(Work to complete):
The records below must be written out exactly, with every picture left behind.

[START Task material]

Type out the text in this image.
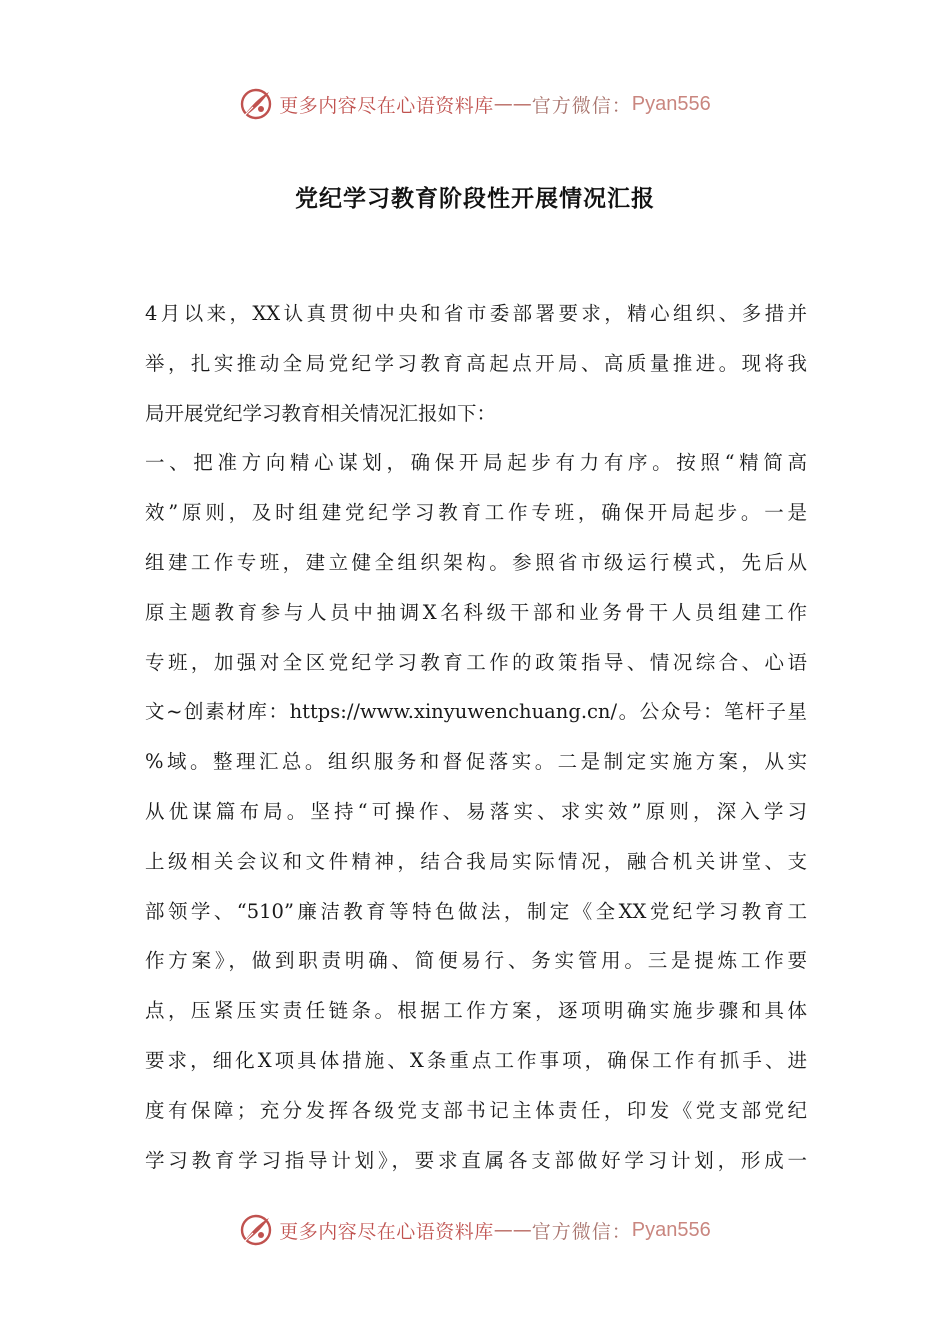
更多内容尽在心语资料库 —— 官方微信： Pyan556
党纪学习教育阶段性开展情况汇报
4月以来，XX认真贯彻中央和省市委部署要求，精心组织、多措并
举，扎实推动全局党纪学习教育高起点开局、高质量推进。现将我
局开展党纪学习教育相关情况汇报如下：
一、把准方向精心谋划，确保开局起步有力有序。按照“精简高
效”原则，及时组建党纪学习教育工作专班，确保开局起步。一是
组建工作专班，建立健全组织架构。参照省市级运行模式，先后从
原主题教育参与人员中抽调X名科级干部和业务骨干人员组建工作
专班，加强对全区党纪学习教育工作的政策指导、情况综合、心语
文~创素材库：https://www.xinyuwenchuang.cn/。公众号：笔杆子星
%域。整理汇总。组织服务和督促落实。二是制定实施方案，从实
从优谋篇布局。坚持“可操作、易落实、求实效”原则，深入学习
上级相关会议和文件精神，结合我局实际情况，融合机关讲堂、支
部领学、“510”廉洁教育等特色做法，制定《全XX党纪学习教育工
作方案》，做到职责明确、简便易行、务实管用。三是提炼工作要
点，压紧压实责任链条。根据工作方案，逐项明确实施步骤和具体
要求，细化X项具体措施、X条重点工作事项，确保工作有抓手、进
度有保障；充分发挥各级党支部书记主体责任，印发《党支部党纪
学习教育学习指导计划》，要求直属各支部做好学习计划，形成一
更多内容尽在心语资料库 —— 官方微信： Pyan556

[END Task material]

(Task solution):
Type out the text in this image.
更多内容尽在心语资料库 —— 官方微信： Pyan556
党纪学习教育阶段性开展情况汇报
4月以来，XX认真贯彻中央和省市委部署要求，精心组织、多措并
举，扎实推动全局党纪学习教育高起点开局、高质量推进。现将我
局开展党纪学习教育相关情况汇报如下：
一、把准方向精心谋划，确保开局起步有力有序。按照“精简高
效”原则，及时组建党纪学习教育工作专班，确保开局起步。一是
组建工作专班，建立健全组织架构。参照省市级运行模式，先后从
原主题教育参与人员中抽调X名科级干部和业务骨干人员组建工作
专班，加强对全区党纪学习教育工作的政策指导、情况综合、心语
文~创素材库：https://www.xinyuwenchuang.cn/。公众号：笔杆子星
%域。整理汇总。组织服务和督促落实。二是制定实施方案，从实
从优谋篇布局。坚持“可操作、易落实、求实效”原则，深入学习
上级相关会议和文件精神，结合我局实际情况，融合机关讲堂、支
部领学、“510”廉洁教育等特色做法，制定《全XX党纪学习教育工
作方案》，做到职责明确、简便易行、务实管用。三是提炼工作要
点，压紧压实责任链条。根据工作方案，逐项明确实施步骤和具体
要求，细化X项具体措施、X条重点工作事项，确保工作有抓手、进
度有保障；充分发挥各级党支部书记主体责任，印发《党支部党纪
学习教育学习指导计划》，要求直属各支部做好学习计划，形成一
更多内容尽在心语资料库 —— 官方微信： Pyan556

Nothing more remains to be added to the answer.